• _Direction_
Answer with a single number: the count of lines that include the string "appareil".

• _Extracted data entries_

=======

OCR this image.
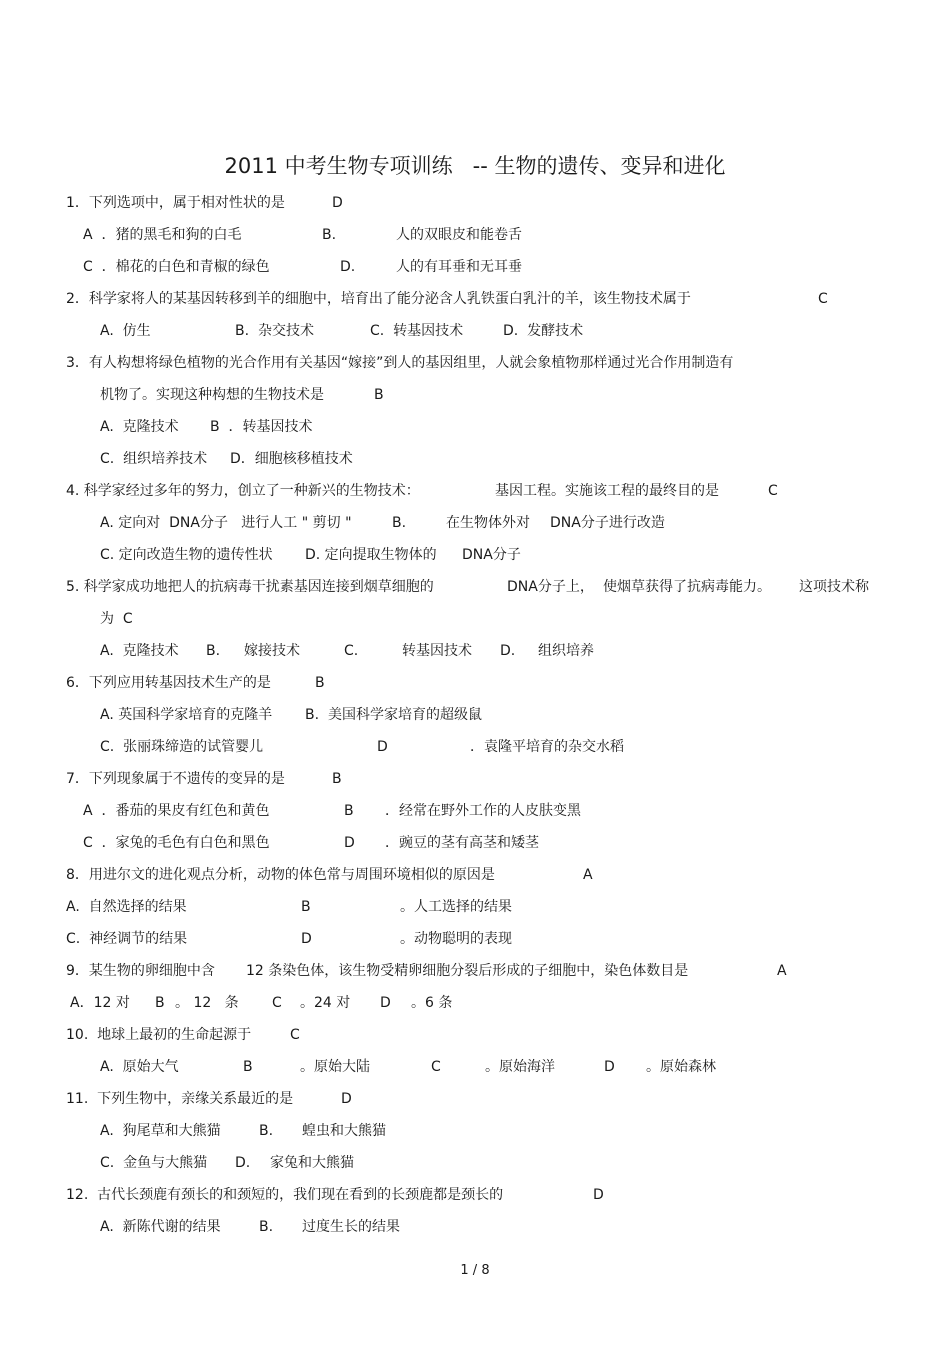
2011 中考生物专项训练   -- 生物的遗传、变异和进化
1．下列选项中，属于相对性状的是	D
A  ．猪的黑毛和狗的白毛	B.	人的双眼皮和能卷舌
C  ．棉花的白色和青椒的绿色	D.	人的有耳垂和无耳垂
2．科学家将人的某基因转移到羊的细胞中，培育出了能分泌含人乳铁蛋白乳汁的羊，该生物技术属于	C
A.  仿生	B.  杂交技术	C.  转基因技术	D.  发酵技术
3．有人构想将绿色植物的光合作用有关基因“嫁接”到人的基因组里，人就会象植物那样通过光合作用制造有
机物了。实现这种构想的生物技术是	B
A.  克隆技术 B  ．转基因技术
C.  组织培养技术 D．细胞核移植技术
4. 科学家经过多年的努力，创立了一种新兴的生物技术：	基因工程。实施该工程的最终目的是	C
A. 定向对  DNA分子   进行人工 " 剪切 "	B.	在生物体外对 DNA分子进行改造
C. 定向改造生物的遗传性状 D. 定向提取生物体的 DNA分子
5. 科学家成功地把人的抗病毒干扰素基因连接到烟草细胞的	DNA分子上， 使烟草获得了抗病毒能力。 这项技术称
为  C
A.  克隆技术 B. 嫁接技术	C.	转基因技术 D. 组织培养
6．下列应用转基因技术生产的是	B
A. 英国科学家培育的克隆羊 B.  美国科学家培育的超级鼠
C.  张丽珠缔造的试管婴儿	D	．袁隆平培育的杂交水稻
7．下列现象属于不遗传的变异的是	B
A  ．番茄的果皮有红色和黄色	B ．经常在野外工作的人皮肤变黑
C  ．家兔的毛色有白色和黑色	D ．豌豆的茎有高茎和矮茎
8．用进尔文的进化观点分析，动物的体色常与周围环境相似的原因是	A
A.  自然选择的结果	B	。人工选择的结果
C.  神经调节的结果	D	。动物聪明的表现
9．某生物的卵细胞中含 12 条染色体，该生物受精卵细胞分裂后形成的子细胞中，染色体数目是	A
A．12 对 B 。 12   条 C 。24 对 D 。6 条
10.  地球上最初的生命起源于	C
A.  原始大气	B	。原始大陆	C	。原始海洋	D 。原始森林
11.  下列生物中，亲缘关系最近的是	D
A.  狗尾草和大熊猫	B. 蝗虫和大熊猫
C.  金鱼与大熊猫 D. 家兔和大熊猫
12.  古代长颈鹿有颈长的和颈短的，我们现在看到的长颈鹿都是颈长的	D
A.  新陈代谢的结果	B. 过度生长的结果
1 / 8
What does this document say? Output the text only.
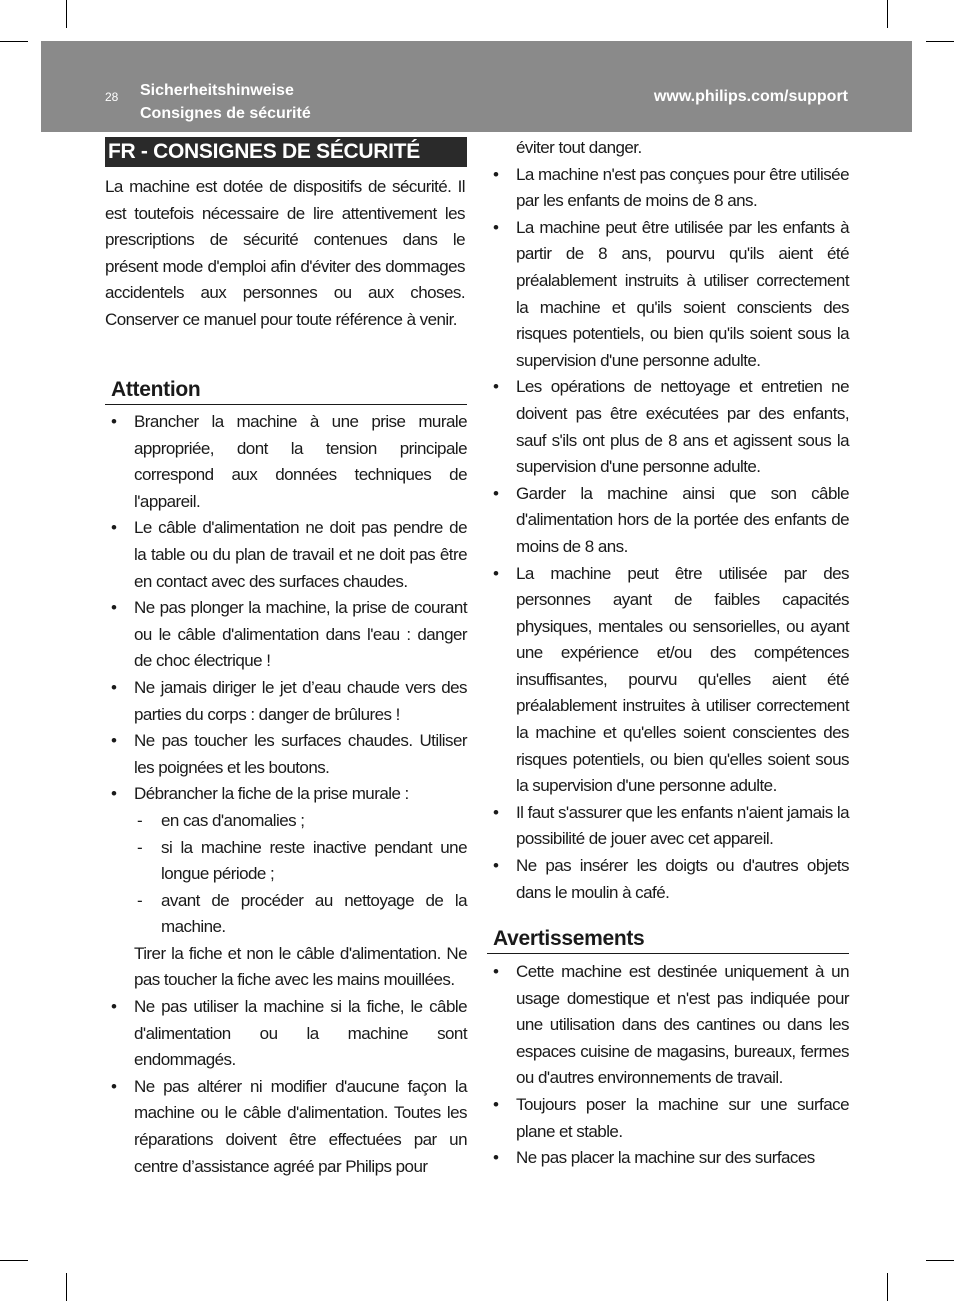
28 Sicherheitshinweise
Consignes de sécurité
www.philips.com/support
FR - CONSIGNES DE SÉCURITÉ
La machine est dotée de dispositifs de sécurité. Il est toutefois nécessaire de lire attentivement les prescriptions de sécurité contenues dans le présent mode d'emploi afin d'éviter des dommages accidentels aux personnes ou aux choses. Conserver ce manuel pour toute référence à venir.
Attention
• Brancher la machine à une prise murale appropriée, dont la tension principale correspond aux données techniques de l'appareil.
• Le câble d'alimentation ne doit pas pendre de la table ou du plan de travail et ne doit pas être en contact avec des surfaces chaudes.
• Ne pas plonger la machine, la prise de courant ou le câble d'alimentation dans l'eau : danger de choc électrique !
• Ne jamais diriger le jet d’eau chaude vers des parties du corps : danger de brûlures !
• Ne pas toucher les surfaces chaudes. Utiliser les poignées et les boutons.
• Débrancher la fiche de la prise murale :
- en cas d'anomalies ;
- si la machine reste inactive pendant une longue période ;
- avant de procéder au nettoyage de la machine.
Tirer la fiche et non le câble d'alimentation. Ne pas toucher la fiche avec les mains mouillées.
• Ne pas utiliser la machine si la fiche, le câble d'alimentation ou la machine sont endommagés.
• Ne pas altérer ni modifier d'aucune façon la machine ou le câble d'alimentation. Toutes les réparations doivent être effectuées par un centre d’assistance agréé par Philips pour
éviter tout danger.
• La machine n'est pas conçues pour être utilisée par les enfants de moins de 8 ans.
• La machine peut être utilisée par les enfants à partir de 8 ans, pourvu qu'ils aient été préalablement instruits à utiliser correctement la machine et qu'ils soient conscients des risques potentiels, ou bien qu'ils soient sous la supervision d'une personne adulte.
• Les opérations de nettoyage et entretien ne doivent pas être exécutées par des enfants, sauf s'ils ont plus de 8 ans et agissent sous la supervision d'une personne adulte.
• Garder la machine ainsi que son câble d'alimentation hors de la portée des enfants de moins de 8 ans.
• La machine peut être utilisée par des personnes ayant de faibles capacités physiques, mentales ou sensorielles, ou ayant une expérience et/ou des compétences insuffisantes, pourvu qu'elles aient été préalablement instruites à utiliser correctement la machine et qu'elles soient conscientes des risques potentiels, ou bien qu'elles soient sous la supervision d'une personne adulte.
• Il faut s'assurer que les enfants n'aient jamais la possibilité de jouer avec cet appareil.
• Ne pas insérer les doigts ou d'autres objets dans le moulin à café.
Avertissements
• Cette machine est destinée uniquement à un usage domestique et n'est pas indiquée pour une utilisation dans des cantines ou dans les espaces cuisine de magasins, bureaux, fermes ou d'autres environnements de travail.
• Toujours poser la machine sur une surface plane et stable.
• Ne pas placer la machine sur des surfaces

=======

• _Result of the exercise_
2